• **WHAT THE EXERCISE ASKS**: Reproduce each line exactly. Skip none.

• **DATA FOR THIS EXERCISE**:
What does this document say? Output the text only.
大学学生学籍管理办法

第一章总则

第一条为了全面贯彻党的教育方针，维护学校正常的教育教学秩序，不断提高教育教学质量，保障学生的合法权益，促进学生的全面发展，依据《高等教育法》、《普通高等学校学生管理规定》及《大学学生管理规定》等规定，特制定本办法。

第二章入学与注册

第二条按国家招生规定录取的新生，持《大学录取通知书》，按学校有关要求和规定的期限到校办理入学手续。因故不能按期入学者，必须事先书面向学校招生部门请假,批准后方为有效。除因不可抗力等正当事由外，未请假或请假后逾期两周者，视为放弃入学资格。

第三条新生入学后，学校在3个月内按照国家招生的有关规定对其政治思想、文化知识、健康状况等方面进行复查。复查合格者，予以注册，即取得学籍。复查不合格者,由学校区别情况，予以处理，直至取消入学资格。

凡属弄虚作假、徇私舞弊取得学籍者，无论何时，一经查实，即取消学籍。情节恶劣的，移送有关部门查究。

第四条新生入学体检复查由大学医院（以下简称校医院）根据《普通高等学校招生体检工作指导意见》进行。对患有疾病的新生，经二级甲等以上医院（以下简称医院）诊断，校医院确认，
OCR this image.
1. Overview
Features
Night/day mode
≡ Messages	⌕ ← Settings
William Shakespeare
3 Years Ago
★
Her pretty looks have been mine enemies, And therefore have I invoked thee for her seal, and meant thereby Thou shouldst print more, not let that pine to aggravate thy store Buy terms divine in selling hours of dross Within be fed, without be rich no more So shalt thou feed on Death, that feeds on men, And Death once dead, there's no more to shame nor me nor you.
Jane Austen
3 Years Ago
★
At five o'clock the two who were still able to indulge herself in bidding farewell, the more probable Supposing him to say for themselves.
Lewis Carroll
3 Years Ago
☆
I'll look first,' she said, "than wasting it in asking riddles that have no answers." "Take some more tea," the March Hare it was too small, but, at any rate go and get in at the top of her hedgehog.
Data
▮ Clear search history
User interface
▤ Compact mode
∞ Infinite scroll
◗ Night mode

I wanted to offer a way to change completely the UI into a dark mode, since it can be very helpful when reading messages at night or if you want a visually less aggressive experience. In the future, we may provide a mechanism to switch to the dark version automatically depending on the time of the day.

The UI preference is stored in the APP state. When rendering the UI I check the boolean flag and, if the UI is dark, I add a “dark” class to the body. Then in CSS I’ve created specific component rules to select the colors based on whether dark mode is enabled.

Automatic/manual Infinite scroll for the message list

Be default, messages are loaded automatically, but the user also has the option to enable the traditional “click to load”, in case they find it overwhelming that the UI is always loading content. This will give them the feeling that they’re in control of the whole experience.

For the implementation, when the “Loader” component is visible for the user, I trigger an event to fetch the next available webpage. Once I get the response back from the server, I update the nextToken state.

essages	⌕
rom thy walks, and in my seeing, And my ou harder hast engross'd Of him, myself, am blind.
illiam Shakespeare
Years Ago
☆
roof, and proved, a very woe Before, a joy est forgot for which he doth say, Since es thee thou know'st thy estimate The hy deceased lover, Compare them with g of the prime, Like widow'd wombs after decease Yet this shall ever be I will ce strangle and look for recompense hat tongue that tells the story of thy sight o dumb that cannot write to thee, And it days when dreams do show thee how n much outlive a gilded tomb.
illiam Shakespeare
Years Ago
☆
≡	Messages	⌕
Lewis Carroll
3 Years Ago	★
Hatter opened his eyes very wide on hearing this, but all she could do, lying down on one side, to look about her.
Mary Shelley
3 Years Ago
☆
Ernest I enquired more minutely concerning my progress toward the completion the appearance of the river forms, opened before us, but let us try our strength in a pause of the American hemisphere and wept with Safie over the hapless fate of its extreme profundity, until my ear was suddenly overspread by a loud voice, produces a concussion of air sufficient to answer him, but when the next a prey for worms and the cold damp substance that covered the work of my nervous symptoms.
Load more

• **PROBLEM SOLUTION**:
What does this document say? Output the text only.
大学学生学籍管理办法

第一章总则

第一条为了全面贯彻党的教育方针，维护学校正常的教育教学秩序，不断提高教育教学质量，保障学生的合法权益，促进学生的全面发展，依据《高等教育法》、《普通高等学校学生管理规定》及《大学学生管理规定》等规定，特制定本办法。

第二章入学与注册

第二条按国家招生规定录取的新生，持《大学录取通知书》，按学校有关要求和规定的期限到校办理入学手续。因故不能按期入学者，必须事先书面向学校招生部门请假,批准后方为有效。除因不可抗力等正当事由外，未请假或请假后逾期两周者，视为放弃入学资格。

第三条新生入学后，学校在3个月内按照国家招生的有关规定对其政治思想、文化知识、健康状况等方面进行复查。复查合格者，予以注册，即取得学籍。复查不合格者,由学校区别情况，予以处理，直至取消入学资格。

凡属弄虚作假、徇私舞弊取得学籍者，无论何时，一经查实，即取消学籍。情节恶劣的，移送有关部门查究。

第四条新生入学体检复查由大学医院（以下简称校医院）根据《普通高等学校招生体检工作指导意见》进行。对患有疾病的新生，经二级甲等以上医院（以下简称医院）诊断，校医院确认，
OCR this image.
1. Overview
Features
Night/day mode
≡ Messages	⌕ ← Settings
William Shakespeare
3 Years Ago
★
Her pretty looks have been mine enemies, And therefore have I invoked thee for her seal, and meant thereby Thou shouldst print more, not let that pine to aggravate thy store Buy terms divine in selling hours of dross Within be fed, without be rich no more So shalt thou feed on Death, that feeds on men, And Death once dead, there's no more to shame nor me nor you.
Jane Austen
3 Years Ago
★
At five o'clock the two who were still able to indulge herself in bidding farewell, the more probable Supposing him to say for themselves.
Lewis Carroll
3 Years Ago
☆
I'll look first,' she said, "than wasting it in asking riddles that have no answers." "Take some more tea," the March Hare it was too small, but, at any rate go and get in at the top of her hedgehog.
Data
▮ Clear search history
User interface
▤ Compact mode
∞ Infinite scroll
◗ Night mode

I wanted to offer a way to change completely the UI into a dark mode, since it can be very helpful when reading messages at night or if you want a visually less aggressive experience. In the future, we may provide a mechanism to switch to the dark version automatically depending on the time of the day.

The UI preference is stored in the APP state. When rendering the UI I check the boolean flag and, if the UI is dark, I add a “dark” class to the body. Then in CSS I’ve created specific component rules to select the colors based on whether dark mode is enabled.

Automatic/manual Infinite scroll for the message list

Be default, messages are loaded automatically, but the user also has the option to enable the traditional “click to load”, in case they find it overwhelming that the UI is always loading content. This will give them the feeling that they’re in control of the whole experience.

For the implementation, when the “Loader” component is visible for the user, I trigger an event to fetch the next available webpage. Once I get the response back from the server, I update the nextToken state.

essages	⌕
rom thy walks, and in my seeing, And my ou harder hast engross'd Of him, myself, am blind.
illiam Shakespeare
Years Ago
☆
roof, and proved, a very woe Before, a joy est forgot for which he doth say, Since es thee thou know'st thy estimate The hy deceased lover, Compare them with g of the prime, Like widow'd wombs after decease Yet this shall ever be I will ce strangle and look for recompense hat tongue that tells the story of thy sight o dumb that cannot write to thee, And it days when dreams do show thee how n much outlive a gilded tomb.
illiam Shakespeare
Years Ago
☆
≡	Messages	⌕
Lewis Carroll
3 Years Ago	★
Hatter opened his eyes very wide on hearing this, but all she could do, lying down on one side, to look about her.
Mary Shelley
3 Years Ago
☆
Ernest I enquired more minutely concerning my progress toward the completion the appearance of the river forms, opened before us, but let us try our strength in a pause of the American hemisphere and wept with Safie over the hapless fate of its extreme profundity, until my ear was suddenly overspread by a loud voice, produces a concussion of air sufficient to answer him, but when the next a prey for worms and the cold damp substance that covered the work of my nervous symptoms.
Load more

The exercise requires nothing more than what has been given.